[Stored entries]
>> start
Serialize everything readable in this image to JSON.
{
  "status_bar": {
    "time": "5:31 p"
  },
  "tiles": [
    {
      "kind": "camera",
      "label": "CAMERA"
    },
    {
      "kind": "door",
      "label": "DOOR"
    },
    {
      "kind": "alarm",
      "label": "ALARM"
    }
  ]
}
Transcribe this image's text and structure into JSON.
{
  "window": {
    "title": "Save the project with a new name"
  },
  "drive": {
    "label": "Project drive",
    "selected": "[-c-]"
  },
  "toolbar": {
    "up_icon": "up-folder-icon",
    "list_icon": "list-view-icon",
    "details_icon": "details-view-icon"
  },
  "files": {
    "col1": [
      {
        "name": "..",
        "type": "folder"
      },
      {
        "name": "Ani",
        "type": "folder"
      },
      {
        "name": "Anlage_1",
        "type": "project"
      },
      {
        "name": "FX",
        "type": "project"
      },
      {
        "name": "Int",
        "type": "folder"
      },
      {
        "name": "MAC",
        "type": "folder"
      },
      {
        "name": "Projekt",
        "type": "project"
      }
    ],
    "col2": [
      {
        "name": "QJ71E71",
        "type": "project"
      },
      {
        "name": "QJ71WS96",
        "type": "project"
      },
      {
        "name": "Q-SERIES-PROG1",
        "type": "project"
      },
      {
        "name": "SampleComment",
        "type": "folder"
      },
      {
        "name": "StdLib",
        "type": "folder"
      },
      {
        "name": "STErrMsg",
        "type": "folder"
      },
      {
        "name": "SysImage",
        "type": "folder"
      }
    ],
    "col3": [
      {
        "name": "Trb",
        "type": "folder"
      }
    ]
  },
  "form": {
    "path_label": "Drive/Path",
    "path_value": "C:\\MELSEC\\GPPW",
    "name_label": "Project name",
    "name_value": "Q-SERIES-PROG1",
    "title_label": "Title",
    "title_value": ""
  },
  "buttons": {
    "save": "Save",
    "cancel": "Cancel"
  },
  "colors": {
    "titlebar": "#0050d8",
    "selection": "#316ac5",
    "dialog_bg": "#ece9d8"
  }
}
>> end
◆ EXERCISE DIRECTIONS
Write out the data again, exactly and in full.

◆ CORRECT RESULT
Serialize everything readable in this image to JSON.
{
  "status_bar": {
    "time": "5:31 p"
  },
  "tiles": [
    {
      "kind": "camera",
      "label": "CAMERA"
    },
    {
      "kind": "door",
      "label": "DOOR"
    },
    {
      "kind": "alarm",
      "label": "ALARM"
    }
  ]
}
Transcribe this image's text and structure into JSON.
{
  "window": {
    "title": "Save the project with a new name"
  },
  "drive": {
    "label": "Project drive",
    "selected": "[-c-]"
  },
  "toolbar": {
    "up_icon": "up-folder-icon",
    "list_icon": "list-view-icon",
    "details_icon": "details-view-icon"
  },
  "files": {
    "col1": [
      {
        "name": "..",
        "type": "folder"
      },
      {
        "name": "Ani",
        "type": "folder"
      },
      {
        "name": "Anlage_1",
        "type": "project"
      },
      {
        "name": "FX",
        "type": "project"
      },
      {
        "name": "Int",
        "type": "folder"
      },
      {
        "name": "MAC",
        "type": "folder"
      },
      {
        "name": "Projekt",
        "type": "project"
      }
    ],
    "col2": [
      {
        "name": "QJ71E71",
        "type": "project"
      },
      {
        "name": "QJ71WS96",
        "type": "project"
      },
      {
        "name": "Q-SERIES-PROG1",
        "type": "project"
      },
      {
        "name": "SampleComment",
        "type": "folder"
      },
      {
        "name": "StdLib",
        "type": "folder"
      },
      {
        "name": "STErrMsg",
        "type": "folder"
      },
      {
        "name": "SysImage",
        "type": "folder"
      }
    ],
    "col3": [
      {
        "name": "Trb",
        "type": "folder"
      }
    ]
  },
  "form": {
    "path_label": "Drive/Path",
    "path_value": "C:\\MELSEC\\GPPW",
    "name_label": "Project name",
    "name_value": "Q-SERIES-PROG1",
    "title_label": "Title",
    "title_value": ""
  },
  "buttons": {
    "save": "Save",
    "cancel": "Cancel"
  },
  "colors": {
    "titlebar": "#0050d8",
    "selection": "#316ac5",
    "dialog_bg": "#ece9d8"
  }
}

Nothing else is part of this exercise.